*** Document text Section Begins ***

Key Concepts

This page explains the fundamental entities and ideas that underpin how Kombiner stores and processes your music library. Understanding the data model will help you interpret the UI, write plugins, and troubleshoot unexpected behavior.


Track

A track is the central entity in Kombiner. Every track represents a unique piece of music — not a file, but a logical record that may or may not have a file attached.

A track record contains:

FieldDescription
titleTrack title
artistPrimary artist name(s)
albumAlbum or release title
bpmBeats per minute
keyMusical key (e.g. A min, F# maj)
genreGenre tag(s)
labelRecord label
yearRelease year
file_pathAbsolute path to the local audio file, if acquired
service_linksMap of service name → track URL (e.g. spotify, tidal, beatport)
enrichmentsMap of plugin ID → enrichment result (see below)

Tracks are deduplicated: if the same recording appears in multiple import sources, Kombiner merges them into one row using title + artist normalization. The service_links field preserves references to all matched sources.

Track detail view


Enrichment

An enrichment is the result of running an enrich plugin against a single track. Enrichments are stored per-plugin — they do not overwrite the track’s base fields unless you explicitly promote a value.

*** Document text Section Ends ***
*** Information given Section Begins ***

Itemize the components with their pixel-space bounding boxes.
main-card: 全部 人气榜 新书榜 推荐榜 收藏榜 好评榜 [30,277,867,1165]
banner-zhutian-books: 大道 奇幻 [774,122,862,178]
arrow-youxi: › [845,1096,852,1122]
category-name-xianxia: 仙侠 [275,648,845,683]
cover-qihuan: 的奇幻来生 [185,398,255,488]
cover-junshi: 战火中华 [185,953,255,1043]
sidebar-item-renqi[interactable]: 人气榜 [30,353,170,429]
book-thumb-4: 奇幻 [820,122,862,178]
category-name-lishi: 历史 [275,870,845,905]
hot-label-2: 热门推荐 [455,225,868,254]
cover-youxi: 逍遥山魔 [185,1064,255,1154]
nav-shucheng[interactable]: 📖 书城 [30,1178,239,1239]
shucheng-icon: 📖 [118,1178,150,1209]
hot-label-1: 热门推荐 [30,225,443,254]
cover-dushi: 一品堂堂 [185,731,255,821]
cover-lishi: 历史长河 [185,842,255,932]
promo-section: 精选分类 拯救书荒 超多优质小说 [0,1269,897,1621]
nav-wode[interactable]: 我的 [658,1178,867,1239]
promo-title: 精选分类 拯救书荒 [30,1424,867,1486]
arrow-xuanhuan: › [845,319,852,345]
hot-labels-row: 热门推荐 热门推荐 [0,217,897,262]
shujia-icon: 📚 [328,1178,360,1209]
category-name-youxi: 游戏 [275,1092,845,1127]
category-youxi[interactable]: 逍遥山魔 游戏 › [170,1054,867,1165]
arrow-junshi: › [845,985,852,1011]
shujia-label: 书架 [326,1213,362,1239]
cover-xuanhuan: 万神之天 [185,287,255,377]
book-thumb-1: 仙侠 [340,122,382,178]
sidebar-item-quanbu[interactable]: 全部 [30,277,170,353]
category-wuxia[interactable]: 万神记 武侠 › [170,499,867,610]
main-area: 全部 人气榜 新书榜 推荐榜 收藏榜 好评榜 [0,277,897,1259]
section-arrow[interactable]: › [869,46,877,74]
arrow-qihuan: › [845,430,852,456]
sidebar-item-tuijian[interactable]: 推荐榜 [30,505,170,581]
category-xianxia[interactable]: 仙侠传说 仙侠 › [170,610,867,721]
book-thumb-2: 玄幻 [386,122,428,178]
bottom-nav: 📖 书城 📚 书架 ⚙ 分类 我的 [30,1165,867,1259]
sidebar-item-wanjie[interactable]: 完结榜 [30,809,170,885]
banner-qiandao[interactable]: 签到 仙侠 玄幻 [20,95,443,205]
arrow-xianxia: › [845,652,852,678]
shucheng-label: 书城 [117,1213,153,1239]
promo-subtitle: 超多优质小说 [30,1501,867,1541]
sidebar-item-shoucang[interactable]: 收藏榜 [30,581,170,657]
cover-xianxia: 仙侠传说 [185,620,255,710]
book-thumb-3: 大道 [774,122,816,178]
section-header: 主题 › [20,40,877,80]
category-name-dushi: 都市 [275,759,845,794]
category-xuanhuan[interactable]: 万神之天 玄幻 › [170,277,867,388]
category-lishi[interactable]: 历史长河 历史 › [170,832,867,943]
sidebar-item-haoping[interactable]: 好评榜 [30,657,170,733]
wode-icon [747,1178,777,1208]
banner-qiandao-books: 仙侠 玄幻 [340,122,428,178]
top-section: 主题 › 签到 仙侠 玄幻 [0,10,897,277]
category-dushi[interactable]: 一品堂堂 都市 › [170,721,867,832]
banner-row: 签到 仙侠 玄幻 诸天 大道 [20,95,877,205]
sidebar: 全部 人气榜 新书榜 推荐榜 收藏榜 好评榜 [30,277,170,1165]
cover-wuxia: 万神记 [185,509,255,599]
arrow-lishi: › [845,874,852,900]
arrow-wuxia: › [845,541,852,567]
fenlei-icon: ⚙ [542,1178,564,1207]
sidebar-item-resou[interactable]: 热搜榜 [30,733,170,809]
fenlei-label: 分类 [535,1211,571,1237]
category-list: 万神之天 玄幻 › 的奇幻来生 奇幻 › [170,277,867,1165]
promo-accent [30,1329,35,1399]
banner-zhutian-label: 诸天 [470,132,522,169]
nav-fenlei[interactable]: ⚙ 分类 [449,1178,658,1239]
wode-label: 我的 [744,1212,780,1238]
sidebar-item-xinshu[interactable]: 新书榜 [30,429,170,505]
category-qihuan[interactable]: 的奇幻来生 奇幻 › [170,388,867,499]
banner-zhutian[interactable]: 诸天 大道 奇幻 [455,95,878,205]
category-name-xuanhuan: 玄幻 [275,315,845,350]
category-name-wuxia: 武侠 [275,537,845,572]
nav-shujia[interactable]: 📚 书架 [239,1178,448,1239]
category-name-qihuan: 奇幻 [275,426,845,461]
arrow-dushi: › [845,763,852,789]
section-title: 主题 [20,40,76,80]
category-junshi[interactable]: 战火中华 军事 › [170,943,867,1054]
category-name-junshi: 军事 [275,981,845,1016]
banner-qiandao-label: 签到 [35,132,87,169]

*** Information given Section Ends ***

__Action item A__:
Repeat word for word everything in the Kombiner key concepts page from "This page explains" down to "troubleshoot unexpected behavior.".
__Action item B__:
Carry on the Kombiner key concepts page from where it stops.
Nothing in the entries is needed for this work.

__Answer A__:
This page explains the fundamental entities and ideas that underpin how Kombiner stores and processes your music library. Understanding the data model will help you interpret the UI, write plugins, and troubleshoot unexpected behavior.

__Answer B__:
Each enrichment record has:

  • Plugin ID — which plugin produced this result
  • Status — one of done, error, pending, not_found, or skipped
  • Data — the payload returned by the plugin (BPM, key, genre, label, popularity, etc.)
  • Timestamp — when the enrichment was last run

Because enrichments are independent, you can run multiple enrich plugins on the same track without conflict. If Beatport and local disagree on BPM, both values are stored and visible. This is especially useful when you want to cross-reference metadata quality across sources.

The track table displays enrichment coverage as N / M badges — N tracks successfully enriched out of M total — for each active plugin. Adding a new plugin sets N to 0 immediately, making coverage gaps obvious at a glance.


Plugin

A plugin is a unit of automation in Kombiner. Plugins are small programs that implement one or more pipeline stages — import, enrich, or acquire.

Technically, each plugin consists of:

  • plugin.toml — A manifest that declares the plugin’s name, version, author, stage, and required permissions.
  • A Rhai script — The executable logic, written in Rhai, a lightweight scripting language designed for embedding in Rust applications.

Plugin Permissions

Because plugins can interact with the network, filesystem, and browser, Kombiner uses a permission model to limit what a plugin can do. A plugin must declare which permissions it needs in plugin.toml:

PermissionWhat It Allows
browserOpen a headless Chrome instance (used for login flows and scraping)

Pipeline Run

A pipeline run is a record of a single execution of a plugin. Every time an import, enrich, or acquire plugin runs — whether triggered automatically in the background or manually by the user — Kombiner logs a pipeline run.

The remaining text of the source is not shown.